-- START SELECTED PASSAGE --

# 96 chevy Trans cooler lines



## HBLandscaping (Feb 13, 2007)

I sent my 1996 Chevy 1500 to the shop the other day to have the trans cooler lines replaced and to have the trans flushed before plowing season. The trans cooler lines had rusted through in one spot and had a few other area's were there was major pitting. I thought about cutting out the bad area and replace with a rubber hose (Fuel line or along that line) but do to the amount of area needing attention I couldnt do it. (areas to big and to many spots) 

I got a call yesterday (4 days after it went to the shop) from the shop saying that they cant find trans cooler lines for this truck anywhere. They have checked with all their suppliers and all the local chevy dealers and still no luck. Has anyone ran into this problem? I cant see why it is that hard to find them.

Anyone have any idea's where to check or look for this part, or ideas on how I could fix this problem and make it last the plowing season?


----------



## B&B (Nov 4, 2006)

Not sure why the dealer couldn't get them, they're not discontinued.. or do you mean they just didn't stock them?


----------



## HBLandscaping (Feb 13, 2007)

I figured that they may have been out of stock, But The guy at the shop said that they cant find them anywhere, Even the dealers dont have them. I wouldnt think they would be that hard to track down. They called yesterday and said still no luck, So if they had to order them they shouldnt take more then a few days but we're going on a week now. They wanted to know if I wanted them to just throw some high pressure fuel lines on there and leave it at that. I told them no, I could do that on my own and wouldnt have sent it to them if thats all that was needed. There are 5 chevy dealers within 20 minutes of here and yet they cant find any..... Sounds a little messed up to me.


----------



## streetsurfin' (Jan 22, 2004)

Have you considered a salvage yard (after checking on availability through Chevy yourself)? If you do wind up using hose make sure it is for use as transmission line-it will have braided SS in it. That could be a temporary repair until you can get some steel lines in or made by a custom company. I can't think of any names but I bet there are some companies out there that make lines up for older trucks that can do it. Maybe these guys...Classic Tube


----------



## HBLandscaping (Feb 13, 2007)

The shop said they could make some lines but it'll cost me $250 to have them made and anothe $200 to ahve them put on, Forget that. I have a friend doing some checking around and seeing what he can find (He does car customizing but he knows how do do anything with a vehicle, Including making stuff) He replaced the same lines on his 2000 1500 and they only cost him $60 for the lines and he put them on himself. He's going to see if he can track doWn the lines and put them on for me.

-- END SELECTED PASSAGE --

[WORK TO DO]:
a) In the transmission cooler thread, rewrite the text starting with "Not sure why" and going on through "messed up to me.", changing "fuel lines" to "rubber hoses".
b) According to the transmission cooler thread, how much did the friend pay for the lines on his 2000 1500?
c) Carry on the transmission cooler thread from the point where it stops.
The lines after this have no connection to the transmission cooler thread.

-- START EXTRACTED RECORDS --

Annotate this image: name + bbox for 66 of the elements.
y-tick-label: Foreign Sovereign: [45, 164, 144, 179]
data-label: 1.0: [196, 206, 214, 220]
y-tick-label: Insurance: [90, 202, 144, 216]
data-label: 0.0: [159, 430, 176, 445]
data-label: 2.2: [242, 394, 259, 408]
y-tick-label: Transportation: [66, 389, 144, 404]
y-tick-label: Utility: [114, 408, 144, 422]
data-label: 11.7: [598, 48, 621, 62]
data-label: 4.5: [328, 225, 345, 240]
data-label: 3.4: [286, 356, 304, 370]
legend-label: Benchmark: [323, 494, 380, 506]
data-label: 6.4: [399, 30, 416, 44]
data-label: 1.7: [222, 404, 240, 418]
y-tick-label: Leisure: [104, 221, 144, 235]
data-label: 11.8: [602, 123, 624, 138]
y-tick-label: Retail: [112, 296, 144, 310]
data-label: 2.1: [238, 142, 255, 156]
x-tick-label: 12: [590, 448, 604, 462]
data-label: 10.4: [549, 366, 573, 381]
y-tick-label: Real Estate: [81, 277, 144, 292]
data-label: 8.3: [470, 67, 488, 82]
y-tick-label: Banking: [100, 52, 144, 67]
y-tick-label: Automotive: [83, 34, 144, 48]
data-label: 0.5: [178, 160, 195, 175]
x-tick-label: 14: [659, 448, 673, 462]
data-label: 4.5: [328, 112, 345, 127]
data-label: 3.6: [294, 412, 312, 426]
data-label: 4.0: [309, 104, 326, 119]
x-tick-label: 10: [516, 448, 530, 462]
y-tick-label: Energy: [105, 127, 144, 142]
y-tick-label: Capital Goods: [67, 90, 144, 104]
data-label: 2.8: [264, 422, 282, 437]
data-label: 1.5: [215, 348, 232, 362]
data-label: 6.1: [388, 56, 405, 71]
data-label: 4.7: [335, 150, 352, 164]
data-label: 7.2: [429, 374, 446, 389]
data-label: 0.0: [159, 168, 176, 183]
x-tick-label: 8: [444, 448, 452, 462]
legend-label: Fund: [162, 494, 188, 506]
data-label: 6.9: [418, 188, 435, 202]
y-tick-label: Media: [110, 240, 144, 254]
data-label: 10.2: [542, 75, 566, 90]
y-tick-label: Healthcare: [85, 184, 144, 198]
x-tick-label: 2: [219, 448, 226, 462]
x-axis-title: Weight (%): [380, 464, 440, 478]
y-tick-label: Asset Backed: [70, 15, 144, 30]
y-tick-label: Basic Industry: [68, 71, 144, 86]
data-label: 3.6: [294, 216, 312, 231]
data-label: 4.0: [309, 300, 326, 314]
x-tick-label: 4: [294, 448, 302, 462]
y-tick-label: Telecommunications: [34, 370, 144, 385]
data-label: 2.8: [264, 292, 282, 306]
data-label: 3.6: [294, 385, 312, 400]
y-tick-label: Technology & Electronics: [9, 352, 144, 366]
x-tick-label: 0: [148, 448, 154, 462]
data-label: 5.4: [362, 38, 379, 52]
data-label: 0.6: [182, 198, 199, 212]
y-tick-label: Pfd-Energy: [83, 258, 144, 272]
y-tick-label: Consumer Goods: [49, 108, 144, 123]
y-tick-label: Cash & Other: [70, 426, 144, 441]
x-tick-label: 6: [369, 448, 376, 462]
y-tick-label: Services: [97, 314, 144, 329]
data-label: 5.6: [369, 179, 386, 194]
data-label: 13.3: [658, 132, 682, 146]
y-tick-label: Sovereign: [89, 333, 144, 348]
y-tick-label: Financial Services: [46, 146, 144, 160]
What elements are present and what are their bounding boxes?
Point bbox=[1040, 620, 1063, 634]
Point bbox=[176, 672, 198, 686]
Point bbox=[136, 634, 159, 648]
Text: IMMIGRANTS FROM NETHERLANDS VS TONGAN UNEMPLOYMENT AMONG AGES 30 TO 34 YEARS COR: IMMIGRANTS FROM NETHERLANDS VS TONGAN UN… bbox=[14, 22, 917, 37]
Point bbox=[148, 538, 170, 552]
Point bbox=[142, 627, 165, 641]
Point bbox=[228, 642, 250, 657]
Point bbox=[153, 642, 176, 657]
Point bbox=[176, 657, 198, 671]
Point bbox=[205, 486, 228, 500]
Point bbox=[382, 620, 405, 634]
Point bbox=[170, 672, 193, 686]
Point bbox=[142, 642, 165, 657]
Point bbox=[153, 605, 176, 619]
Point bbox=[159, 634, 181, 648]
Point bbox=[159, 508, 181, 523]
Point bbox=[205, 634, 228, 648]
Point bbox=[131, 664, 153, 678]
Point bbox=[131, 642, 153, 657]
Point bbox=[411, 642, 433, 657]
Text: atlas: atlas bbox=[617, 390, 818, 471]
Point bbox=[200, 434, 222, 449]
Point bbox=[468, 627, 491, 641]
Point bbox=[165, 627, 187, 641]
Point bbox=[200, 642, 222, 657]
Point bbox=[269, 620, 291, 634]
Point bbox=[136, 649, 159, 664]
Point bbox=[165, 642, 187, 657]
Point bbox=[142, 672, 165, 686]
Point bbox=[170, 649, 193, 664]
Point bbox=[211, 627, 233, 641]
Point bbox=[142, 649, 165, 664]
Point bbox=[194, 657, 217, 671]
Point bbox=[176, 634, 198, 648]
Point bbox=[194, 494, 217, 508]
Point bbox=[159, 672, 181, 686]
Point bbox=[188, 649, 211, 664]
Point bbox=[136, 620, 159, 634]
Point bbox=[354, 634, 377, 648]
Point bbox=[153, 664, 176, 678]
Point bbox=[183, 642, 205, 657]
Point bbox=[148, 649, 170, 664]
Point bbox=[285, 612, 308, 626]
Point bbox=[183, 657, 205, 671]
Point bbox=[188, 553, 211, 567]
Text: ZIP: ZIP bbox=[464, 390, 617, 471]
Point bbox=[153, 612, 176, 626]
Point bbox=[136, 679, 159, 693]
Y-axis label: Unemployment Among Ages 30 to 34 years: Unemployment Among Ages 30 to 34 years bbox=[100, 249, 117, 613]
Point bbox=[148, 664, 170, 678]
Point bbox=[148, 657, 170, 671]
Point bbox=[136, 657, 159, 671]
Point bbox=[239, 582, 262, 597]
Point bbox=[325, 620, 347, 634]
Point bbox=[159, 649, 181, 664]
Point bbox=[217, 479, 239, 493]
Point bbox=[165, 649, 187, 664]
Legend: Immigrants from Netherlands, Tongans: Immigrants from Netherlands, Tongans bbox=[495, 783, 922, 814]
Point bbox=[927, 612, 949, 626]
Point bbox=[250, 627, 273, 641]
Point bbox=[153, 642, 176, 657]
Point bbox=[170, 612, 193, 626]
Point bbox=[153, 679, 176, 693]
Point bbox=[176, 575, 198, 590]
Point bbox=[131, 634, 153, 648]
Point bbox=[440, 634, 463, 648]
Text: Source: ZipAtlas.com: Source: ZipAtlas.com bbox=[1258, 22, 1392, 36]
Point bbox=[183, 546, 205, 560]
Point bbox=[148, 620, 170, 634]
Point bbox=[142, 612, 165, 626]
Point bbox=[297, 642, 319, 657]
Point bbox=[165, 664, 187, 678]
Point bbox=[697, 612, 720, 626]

-- END EXTRACTED RECORDS --

[WRITTEN RESPONSES]:
a)
Not sure why the dealer couldn't get them, they're not discontinued.. or do you mean they just didn't stock them?


----------



## HBLandscaping (Feb 13, 2007)

I figured that they may have been out of stock, But The guy at the shop said that they cant find them anywhere, Even the dealers dont have them. I wouldnt think they would be that hard to track down. They called yesterday and said still no luck, So if they had to order them they shouldnt take more then a few days but we're going on a week now. They wanted to know if I wanted them to just throw some high pressure rubber hoses on there and leave it at that. I told them no, I could do that on my own and wouldnt have sent it to them if thats all that was needed. There are 5 chevy dealers within 20 minutes of here and yet they cant find any..... Sounds a little messed up to me.

b) $60

c)
I thought about a junk yard but i dont want to have to turn around and replace them again a year or two down the road.


----------



## Detroitdan (Aug 15, 2005)

Can't be any harder than bending up new brakelines. I've done that myself a ton of times.


----------



## streetsurfin' (Jan 22, 2004)

There's a good option too. A flaring kit is not that expensive.


----------



## B&B (Nov 4, 2006)

Detroitdan;434420 said:


> Can't be any harder than bending up new brakelines. I've done that myself a ton of times.





streetsurfin';434422 said:


> There's a good option too. A flaring kit is not that expensive.


That's one of the problems of replacing steel lines (trans, fuel or whatever).. on the late model stuff like HBL's truck for example, the lines don't use a conventional flared end..they use a special quick coupler/O-ring design at the cooler and the trans inlet and outlets that isn't easily duplicated with an a handheld flaring tool and a piece of steel line... that's why a lot of times theirs no other options but the OEM dealer for replacements....


----------



## aulen (Sep 18, 2007)

Try a hydraulic shop...if they don't stock the ends, they can usually make them.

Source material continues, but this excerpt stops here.